TASK TO COMPLETE » Locate and copy each line in the data that contains the word "locations".

Stored records:
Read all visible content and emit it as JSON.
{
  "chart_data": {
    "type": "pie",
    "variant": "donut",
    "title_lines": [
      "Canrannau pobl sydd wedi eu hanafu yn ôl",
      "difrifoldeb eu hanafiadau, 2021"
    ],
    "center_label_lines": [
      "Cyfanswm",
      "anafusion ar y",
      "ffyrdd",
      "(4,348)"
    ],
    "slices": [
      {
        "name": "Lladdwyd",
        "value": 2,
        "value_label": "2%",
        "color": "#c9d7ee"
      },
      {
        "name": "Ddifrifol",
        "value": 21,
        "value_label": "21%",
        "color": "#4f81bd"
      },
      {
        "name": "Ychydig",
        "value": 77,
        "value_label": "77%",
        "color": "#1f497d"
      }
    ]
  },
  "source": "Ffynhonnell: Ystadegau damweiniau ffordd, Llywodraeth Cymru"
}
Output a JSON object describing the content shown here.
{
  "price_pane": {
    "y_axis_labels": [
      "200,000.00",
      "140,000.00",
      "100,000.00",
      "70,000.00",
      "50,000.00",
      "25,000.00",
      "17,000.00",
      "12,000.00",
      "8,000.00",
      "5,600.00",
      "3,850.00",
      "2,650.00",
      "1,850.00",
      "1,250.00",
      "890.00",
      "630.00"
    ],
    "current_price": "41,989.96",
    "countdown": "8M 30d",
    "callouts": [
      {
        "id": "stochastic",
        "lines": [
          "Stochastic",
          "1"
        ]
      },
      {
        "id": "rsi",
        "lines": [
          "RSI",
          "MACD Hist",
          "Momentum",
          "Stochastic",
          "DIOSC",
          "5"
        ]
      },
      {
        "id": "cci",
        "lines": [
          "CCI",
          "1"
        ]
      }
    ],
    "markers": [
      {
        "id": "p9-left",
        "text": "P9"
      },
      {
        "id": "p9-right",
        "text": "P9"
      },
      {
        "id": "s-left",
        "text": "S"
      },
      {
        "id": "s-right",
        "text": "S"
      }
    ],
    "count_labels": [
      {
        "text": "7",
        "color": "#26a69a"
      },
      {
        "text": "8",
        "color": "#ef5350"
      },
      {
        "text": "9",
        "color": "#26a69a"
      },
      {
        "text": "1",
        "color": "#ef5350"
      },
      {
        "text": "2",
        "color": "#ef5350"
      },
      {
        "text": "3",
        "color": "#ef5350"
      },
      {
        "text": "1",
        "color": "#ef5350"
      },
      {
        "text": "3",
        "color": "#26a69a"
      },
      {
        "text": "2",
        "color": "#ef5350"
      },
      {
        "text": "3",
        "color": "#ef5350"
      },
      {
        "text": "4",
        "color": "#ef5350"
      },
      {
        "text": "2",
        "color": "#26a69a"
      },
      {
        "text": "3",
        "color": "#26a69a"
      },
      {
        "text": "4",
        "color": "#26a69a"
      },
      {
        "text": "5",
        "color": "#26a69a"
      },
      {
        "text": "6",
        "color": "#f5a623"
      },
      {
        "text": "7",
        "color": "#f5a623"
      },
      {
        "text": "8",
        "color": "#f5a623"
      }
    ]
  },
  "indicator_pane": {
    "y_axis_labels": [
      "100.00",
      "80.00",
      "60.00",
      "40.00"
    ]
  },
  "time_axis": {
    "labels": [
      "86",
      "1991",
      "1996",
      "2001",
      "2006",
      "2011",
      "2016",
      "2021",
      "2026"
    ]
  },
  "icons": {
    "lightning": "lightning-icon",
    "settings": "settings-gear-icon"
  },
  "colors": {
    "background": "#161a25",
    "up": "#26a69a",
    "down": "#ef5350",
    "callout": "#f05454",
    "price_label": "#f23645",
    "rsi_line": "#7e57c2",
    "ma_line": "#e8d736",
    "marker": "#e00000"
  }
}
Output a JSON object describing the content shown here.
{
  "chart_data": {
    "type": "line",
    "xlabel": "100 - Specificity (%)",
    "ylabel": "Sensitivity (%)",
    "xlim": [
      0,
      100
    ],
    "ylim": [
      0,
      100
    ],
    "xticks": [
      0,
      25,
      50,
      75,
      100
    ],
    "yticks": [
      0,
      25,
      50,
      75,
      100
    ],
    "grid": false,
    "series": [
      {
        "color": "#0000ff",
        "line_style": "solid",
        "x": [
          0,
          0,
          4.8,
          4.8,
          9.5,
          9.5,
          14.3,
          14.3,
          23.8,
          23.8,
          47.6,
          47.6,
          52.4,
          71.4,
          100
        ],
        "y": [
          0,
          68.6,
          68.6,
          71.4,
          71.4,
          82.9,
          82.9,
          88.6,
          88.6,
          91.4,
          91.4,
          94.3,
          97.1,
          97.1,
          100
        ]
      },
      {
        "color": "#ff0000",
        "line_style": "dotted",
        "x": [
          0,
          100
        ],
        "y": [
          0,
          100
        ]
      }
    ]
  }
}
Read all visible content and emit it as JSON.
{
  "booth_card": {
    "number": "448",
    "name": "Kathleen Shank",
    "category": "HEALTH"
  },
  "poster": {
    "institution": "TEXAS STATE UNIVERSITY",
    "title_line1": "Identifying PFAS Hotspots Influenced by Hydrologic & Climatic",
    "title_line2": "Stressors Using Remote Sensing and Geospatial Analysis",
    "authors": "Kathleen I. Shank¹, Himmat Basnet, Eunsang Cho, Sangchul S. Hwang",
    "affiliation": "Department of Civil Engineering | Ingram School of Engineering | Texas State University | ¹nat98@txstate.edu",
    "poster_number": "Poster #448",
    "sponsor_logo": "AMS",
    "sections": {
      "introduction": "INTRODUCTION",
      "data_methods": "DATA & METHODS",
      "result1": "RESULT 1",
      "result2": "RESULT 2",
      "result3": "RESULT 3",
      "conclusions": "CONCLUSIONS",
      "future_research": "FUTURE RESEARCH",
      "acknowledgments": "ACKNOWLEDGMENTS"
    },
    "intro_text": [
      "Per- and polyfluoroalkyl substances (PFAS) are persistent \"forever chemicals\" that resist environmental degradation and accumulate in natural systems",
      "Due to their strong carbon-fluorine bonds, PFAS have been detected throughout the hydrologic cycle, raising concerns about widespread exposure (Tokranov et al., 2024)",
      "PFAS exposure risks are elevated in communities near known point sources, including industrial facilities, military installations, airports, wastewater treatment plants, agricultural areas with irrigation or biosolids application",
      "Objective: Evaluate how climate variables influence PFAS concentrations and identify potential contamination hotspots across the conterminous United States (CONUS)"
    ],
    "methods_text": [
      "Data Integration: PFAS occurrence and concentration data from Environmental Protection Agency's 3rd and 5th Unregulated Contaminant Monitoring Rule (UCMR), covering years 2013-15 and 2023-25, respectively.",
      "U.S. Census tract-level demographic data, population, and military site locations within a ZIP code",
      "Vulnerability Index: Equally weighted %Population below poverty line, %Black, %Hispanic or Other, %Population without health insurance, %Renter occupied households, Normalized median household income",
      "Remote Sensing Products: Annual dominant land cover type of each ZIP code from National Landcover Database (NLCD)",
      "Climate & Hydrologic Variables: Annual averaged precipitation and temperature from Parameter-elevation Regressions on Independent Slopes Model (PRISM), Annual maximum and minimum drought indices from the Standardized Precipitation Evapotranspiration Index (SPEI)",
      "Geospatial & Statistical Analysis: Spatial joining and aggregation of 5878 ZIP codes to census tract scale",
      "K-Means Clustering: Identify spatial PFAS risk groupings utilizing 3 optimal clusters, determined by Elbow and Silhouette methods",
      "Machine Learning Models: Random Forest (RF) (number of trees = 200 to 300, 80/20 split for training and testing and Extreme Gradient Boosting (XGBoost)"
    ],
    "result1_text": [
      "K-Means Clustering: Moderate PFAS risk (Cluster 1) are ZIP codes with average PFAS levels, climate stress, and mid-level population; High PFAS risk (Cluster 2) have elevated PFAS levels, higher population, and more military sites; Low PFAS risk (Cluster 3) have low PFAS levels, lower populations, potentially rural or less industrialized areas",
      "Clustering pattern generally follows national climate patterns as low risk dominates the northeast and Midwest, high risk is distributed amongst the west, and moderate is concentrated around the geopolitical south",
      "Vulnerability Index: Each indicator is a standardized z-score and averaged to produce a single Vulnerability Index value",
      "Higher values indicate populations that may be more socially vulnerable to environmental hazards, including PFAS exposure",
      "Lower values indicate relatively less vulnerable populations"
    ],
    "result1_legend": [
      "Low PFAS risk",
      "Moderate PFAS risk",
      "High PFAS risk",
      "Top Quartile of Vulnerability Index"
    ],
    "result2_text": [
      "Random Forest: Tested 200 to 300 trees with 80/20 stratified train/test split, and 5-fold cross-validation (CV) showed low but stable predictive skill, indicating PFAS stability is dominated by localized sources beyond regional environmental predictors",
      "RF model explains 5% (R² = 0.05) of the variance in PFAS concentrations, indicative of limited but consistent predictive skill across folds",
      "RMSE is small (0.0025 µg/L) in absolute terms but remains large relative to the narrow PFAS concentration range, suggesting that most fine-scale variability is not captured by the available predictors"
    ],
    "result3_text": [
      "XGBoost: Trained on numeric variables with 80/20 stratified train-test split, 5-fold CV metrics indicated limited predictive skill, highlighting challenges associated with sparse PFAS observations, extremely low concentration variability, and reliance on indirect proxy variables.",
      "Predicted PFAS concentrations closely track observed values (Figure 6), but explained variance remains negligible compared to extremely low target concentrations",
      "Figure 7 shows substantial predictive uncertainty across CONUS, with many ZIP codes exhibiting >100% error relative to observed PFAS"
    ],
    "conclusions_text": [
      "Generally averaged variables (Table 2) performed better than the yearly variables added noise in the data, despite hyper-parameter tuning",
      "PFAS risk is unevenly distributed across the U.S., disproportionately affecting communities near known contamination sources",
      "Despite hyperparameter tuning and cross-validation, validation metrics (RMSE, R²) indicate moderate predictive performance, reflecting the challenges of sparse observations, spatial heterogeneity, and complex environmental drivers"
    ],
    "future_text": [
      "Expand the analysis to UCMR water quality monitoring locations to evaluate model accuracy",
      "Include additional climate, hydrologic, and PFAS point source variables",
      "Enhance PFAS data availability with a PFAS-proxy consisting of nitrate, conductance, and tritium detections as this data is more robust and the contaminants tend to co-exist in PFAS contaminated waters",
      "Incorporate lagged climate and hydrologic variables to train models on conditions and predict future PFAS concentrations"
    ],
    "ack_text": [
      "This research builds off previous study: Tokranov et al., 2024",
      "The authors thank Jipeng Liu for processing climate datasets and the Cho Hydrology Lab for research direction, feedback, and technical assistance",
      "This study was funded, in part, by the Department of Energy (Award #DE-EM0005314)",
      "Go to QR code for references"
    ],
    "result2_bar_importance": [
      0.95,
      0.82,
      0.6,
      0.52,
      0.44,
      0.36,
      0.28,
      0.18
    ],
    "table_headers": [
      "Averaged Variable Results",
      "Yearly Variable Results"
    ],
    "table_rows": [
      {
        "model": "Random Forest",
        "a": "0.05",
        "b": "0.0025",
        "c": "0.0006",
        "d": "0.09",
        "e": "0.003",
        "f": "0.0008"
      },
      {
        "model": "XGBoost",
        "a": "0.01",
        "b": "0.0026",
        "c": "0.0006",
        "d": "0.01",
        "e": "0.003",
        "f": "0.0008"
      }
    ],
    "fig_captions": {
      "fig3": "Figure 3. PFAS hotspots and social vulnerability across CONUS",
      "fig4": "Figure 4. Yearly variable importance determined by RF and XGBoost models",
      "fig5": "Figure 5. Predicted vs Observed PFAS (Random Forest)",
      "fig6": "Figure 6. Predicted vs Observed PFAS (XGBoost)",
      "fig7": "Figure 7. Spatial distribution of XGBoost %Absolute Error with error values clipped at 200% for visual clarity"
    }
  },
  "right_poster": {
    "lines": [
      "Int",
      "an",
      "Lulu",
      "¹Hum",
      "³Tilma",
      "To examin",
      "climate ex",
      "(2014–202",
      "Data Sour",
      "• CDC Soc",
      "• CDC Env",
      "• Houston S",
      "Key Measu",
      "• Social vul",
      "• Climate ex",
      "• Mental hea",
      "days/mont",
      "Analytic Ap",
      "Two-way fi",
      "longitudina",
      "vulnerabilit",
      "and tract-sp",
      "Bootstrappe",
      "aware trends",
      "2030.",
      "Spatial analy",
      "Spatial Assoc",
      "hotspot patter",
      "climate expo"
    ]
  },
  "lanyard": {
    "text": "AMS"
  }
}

RIGHT ANSWER »
      "U.S. Census tract-level demographic data, population, and military site locations within a ZIP code",
      "Expand the analysis to UCMR water quality monitoring locations to evaluate model accuracy",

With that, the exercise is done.